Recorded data
++++
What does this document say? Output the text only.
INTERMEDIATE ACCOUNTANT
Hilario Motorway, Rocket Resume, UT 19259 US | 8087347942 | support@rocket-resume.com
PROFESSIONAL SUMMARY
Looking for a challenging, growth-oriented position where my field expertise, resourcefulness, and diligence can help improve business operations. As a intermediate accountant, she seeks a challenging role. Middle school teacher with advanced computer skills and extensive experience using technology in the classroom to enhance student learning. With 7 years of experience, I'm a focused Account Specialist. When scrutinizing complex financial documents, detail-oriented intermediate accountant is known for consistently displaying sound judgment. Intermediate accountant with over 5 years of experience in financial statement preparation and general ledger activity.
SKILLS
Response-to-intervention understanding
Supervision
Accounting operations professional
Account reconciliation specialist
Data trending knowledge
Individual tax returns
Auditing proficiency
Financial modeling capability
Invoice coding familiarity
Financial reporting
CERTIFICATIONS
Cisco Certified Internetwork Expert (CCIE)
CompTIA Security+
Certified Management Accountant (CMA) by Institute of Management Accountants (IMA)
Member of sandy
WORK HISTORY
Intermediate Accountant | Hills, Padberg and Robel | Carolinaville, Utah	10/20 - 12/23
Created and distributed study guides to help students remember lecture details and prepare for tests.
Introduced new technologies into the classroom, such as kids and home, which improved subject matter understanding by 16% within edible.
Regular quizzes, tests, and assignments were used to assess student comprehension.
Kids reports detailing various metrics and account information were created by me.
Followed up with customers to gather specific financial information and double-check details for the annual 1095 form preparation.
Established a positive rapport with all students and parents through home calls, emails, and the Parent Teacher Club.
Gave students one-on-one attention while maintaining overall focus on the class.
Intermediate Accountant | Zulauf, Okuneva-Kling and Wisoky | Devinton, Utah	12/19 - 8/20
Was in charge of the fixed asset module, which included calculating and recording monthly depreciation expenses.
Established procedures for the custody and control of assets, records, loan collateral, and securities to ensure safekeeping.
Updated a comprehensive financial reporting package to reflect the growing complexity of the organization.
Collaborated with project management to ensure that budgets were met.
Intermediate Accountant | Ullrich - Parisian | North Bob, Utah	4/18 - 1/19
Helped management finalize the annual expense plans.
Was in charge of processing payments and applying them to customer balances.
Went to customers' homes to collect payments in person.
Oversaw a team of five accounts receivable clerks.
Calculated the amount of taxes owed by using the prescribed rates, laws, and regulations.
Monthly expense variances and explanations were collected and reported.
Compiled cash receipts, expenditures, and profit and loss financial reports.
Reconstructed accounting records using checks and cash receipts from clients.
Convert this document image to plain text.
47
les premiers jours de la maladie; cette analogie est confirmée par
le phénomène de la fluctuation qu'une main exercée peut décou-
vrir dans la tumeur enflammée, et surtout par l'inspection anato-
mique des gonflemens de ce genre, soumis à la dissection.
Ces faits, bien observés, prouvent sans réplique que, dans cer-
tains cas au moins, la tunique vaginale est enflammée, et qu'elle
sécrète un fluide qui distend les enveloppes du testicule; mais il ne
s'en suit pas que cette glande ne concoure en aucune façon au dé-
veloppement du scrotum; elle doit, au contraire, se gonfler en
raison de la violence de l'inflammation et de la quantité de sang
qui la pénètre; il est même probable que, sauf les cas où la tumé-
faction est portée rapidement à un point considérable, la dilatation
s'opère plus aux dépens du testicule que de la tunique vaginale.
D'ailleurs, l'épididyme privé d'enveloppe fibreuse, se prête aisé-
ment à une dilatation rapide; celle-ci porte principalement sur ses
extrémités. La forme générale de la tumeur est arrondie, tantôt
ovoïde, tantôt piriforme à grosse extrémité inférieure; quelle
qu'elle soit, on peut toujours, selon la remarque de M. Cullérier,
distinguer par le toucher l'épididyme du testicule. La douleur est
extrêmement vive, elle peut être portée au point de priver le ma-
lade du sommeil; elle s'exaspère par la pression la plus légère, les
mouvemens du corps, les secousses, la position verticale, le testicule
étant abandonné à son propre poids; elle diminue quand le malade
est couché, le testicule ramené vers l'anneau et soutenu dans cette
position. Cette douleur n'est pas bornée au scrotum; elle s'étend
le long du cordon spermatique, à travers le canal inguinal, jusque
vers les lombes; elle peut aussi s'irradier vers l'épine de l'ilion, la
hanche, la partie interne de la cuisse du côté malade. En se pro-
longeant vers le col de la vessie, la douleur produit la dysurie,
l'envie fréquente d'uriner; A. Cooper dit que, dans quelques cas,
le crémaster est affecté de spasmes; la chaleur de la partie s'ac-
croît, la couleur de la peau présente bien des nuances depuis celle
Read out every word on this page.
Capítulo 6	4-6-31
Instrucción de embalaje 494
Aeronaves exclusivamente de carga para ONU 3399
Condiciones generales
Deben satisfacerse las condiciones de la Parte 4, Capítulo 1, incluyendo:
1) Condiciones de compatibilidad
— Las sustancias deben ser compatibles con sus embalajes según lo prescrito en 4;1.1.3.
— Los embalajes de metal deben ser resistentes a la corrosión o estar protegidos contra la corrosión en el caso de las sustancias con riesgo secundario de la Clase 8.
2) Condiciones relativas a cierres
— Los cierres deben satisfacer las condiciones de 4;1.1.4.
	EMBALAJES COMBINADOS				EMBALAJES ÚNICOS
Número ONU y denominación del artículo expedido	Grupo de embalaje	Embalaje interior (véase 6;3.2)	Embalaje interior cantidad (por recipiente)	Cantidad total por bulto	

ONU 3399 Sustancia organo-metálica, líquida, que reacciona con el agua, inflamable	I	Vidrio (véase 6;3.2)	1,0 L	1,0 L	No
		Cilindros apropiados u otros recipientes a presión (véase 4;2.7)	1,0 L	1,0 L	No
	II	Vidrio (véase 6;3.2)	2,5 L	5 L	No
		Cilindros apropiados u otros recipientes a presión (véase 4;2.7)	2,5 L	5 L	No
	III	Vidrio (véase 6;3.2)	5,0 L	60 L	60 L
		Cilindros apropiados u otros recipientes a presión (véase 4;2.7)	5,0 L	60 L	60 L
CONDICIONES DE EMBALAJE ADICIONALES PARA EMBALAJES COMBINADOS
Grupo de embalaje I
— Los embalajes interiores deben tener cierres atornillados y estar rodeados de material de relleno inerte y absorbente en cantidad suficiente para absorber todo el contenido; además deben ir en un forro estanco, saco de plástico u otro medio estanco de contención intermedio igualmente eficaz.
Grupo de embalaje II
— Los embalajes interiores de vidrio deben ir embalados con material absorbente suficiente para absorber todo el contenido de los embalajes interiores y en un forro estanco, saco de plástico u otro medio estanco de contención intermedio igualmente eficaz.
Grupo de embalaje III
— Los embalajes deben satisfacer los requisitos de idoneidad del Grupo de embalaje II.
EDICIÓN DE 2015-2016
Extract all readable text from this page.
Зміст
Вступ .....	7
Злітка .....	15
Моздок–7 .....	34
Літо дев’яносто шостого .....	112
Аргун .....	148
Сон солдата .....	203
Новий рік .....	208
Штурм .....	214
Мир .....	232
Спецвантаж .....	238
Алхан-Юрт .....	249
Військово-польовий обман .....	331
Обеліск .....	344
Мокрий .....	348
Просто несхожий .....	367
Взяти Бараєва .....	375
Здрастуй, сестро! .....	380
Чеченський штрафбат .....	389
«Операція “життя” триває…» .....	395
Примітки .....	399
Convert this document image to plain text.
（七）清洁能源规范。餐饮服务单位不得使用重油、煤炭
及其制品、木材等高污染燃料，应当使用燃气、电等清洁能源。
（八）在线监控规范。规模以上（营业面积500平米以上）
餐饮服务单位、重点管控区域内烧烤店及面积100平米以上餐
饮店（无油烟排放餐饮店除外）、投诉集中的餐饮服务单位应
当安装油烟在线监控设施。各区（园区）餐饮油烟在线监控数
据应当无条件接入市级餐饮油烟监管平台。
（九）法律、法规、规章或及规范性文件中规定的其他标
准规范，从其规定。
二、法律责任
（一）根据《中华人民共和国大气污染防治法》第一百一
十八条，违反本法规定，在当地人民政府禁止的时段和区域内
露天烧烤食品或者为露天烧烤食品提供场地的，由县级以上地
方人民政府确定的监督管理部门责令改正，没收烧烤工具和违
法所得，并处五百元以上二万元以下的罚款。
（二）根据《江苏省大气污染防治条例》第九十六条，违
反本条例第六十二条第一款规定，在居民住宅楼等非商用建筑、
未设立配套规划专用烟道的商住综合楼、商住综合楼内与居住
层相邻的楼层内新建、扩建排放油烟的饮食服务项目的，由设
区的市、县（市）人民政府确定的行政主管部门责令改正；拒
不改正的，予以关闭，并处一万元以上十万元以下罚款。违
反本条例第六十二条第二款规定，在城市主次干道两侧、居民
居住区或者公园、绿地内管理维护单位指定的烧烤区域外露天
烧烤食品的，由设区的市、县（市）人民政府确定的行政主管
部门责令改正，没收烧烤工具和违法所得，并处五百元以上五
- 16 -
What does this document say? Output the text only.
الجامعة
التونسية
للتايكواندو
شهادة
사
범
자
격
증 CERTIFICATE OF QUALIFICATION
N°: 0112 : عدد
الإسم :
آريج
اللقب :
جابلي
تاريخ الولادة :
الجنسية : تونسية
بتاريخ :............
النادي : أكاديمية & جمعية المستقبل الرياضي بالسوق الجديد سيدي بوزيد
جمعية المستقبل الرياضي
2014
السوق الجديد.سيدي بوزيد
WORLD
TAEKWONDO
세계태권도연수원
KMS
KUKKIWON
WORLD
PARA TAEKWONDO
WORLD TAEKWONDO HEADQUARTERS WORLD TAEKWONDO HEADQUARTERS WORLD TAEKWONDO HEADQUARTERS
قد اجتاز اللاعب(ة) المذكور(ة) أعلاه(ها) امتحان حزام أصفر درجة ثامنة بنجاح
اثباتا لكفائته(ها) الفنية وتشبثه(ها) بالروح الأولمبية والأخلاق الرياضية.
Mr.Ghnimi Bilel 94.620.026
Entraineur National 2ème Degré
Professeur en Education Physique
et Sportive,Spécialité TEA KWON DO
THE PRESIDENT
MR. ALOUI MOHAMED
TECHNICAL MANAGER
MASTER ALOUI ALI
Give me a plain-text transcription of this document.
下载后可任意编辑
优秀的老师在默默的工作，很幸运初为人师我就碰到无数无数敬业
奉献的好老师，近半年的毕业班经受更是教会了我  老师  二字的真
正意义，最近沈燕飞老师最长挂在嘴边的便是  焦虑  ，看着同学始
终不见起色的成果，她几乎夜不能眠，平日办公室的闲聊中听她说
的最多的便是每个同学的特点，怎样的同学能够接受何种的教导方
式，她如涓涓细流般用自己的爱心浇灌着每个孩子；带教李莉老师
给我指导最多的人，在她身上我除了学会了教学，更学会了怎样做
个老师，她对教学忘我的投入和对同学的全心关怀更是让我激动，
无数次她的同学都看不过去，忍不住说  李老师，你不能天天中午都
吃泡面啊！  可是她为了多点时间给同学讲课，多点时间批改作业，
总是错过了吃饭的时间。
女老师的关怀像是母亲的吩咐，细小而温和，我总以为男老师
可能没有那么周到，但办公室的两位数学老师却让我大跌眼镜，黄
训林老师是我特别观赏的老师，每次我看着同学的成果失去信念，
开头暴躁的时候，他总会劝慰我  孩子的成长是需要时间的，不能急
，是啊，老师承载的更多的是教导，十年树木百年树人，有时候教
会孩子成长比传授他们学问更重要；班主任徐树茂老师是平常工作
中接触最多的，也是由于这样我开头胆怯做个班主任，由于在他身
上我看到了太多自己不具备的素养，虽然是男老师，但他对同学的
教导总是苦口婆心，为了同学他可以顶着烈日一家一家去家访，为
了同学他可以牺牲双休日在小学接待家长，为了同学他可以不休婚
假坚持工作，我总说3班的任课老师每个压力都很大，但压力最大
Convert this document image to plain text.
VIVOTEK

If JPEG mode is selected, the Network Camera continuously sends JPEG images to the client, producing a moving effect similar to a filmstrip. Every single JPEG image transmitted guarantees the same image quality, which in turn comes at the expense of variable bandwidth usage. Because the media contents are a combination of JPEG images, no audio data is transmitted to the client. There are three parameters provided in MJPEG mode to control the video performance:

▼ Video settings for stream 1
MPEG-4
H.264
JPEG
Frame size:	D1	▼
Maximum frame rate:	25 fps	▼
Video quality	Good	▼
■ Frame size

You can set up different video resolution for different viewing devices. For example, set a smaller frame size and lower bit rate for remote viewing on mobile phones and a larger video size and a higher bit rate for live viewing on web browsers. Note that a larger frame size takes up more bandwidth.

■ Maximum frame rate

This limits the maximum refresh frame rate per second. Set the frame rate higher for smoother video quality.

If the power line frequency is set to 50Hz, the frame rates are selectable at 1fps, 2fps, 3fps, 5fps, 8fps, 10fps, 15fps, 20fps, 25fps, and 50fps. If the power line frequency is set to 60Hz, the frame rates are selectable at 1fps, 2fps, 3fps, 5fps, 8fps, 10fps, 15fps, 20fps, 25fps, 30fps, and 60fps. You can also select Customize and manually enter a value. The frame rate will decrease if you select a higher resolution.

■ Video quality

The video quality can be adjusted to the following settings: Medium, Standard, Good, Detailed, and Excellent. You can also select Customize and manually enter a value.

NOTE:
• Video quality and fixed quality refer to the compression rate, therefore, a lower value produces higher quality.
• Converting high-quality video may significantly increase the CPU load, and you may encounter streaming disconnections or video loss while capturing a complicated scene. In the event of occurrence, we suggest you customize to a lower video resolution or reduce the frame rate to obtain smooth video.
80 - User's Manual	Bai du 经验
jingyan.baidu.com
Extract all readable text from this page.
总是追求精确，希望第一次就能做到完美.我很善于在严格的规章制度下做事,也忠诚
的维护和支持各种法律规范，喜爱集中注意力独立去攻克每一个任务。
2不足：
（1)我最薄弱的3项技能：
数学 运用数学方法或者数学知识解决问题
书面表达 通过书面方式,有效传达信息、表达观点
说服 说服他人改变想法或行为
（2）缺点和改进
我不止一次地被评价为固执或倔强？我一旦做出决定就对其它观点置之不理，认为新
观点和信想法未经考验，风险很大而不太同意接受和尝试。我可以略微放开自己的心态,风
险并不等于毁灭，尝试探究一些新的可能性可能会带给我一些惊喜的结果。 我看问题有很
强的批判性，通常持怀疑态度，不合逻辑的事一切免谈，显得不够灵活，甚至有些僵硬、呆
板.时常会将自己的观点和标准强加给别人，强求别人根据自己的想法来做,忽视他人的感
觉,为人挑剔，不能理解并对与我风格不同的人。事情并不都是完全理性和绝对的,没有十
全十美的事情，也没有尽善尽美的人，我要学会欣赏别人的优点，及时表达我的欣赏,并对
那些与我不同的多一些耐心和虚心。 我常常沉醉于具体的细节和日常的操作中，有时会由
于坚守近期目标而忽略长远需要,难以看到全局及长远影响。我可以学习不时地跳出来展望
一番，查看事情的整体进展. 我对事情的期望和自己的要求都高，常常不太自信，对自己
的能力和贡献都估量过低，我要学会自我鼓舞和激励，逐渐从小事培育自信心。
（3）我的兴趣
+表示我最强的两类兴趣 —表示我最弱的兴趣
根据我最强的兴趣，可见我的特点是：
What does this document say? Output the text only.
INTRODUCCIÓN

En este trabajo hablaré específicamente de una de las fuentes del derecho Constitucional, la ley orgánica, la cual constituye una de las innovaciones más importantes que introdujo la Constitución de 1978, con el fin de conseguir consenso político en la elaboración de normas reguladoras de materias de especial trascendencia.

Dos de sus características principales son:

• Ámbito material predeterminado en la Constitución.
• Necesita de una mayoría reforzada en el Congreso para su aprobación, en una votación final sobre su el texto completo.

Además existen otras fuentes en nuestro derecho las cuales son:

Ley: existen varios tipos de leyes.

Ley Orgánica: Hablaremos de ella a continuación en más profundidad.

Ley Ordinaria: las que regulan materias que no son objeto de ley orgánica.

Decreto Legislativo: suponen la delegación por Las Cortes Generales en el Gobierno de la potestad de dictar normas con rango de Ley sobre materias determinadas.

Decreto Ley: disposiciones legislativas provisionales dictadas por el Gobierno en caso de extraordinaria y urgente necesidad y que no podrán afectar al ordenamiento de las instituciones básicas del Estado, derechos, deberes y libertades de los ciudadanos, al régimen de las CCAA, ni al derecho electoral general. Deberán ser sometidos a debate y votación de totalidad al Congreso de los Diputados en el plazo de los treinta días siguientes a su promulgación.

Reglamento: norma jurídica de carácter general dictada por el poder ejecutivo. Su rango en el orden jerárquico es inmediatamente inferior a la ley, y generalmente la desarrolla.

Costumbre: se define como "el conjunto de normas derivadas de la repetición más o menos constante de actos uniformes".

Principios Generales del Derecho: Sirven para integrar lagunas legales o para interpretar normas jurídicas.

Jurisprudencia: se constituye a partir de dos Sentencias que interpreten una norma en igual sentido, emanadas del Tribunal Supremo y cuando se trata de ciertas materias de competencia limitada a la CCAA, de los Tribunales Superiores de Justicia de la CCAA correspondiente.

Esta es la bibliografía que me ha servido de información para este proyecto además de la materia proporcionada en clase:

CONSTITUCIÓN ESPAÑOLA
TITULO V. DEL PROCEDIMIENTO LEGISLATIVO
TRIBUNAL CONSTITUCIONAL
++++
→ YOUR GOAL
Review the material and copy each line in which the word "tests" appears.

→ SOLUTION TO THE EXERCISE
Created and distributed study guides to help students remember lecture details and prepare for tests.
Regular quizzes, tests, and assignments were used to assess student comprehension.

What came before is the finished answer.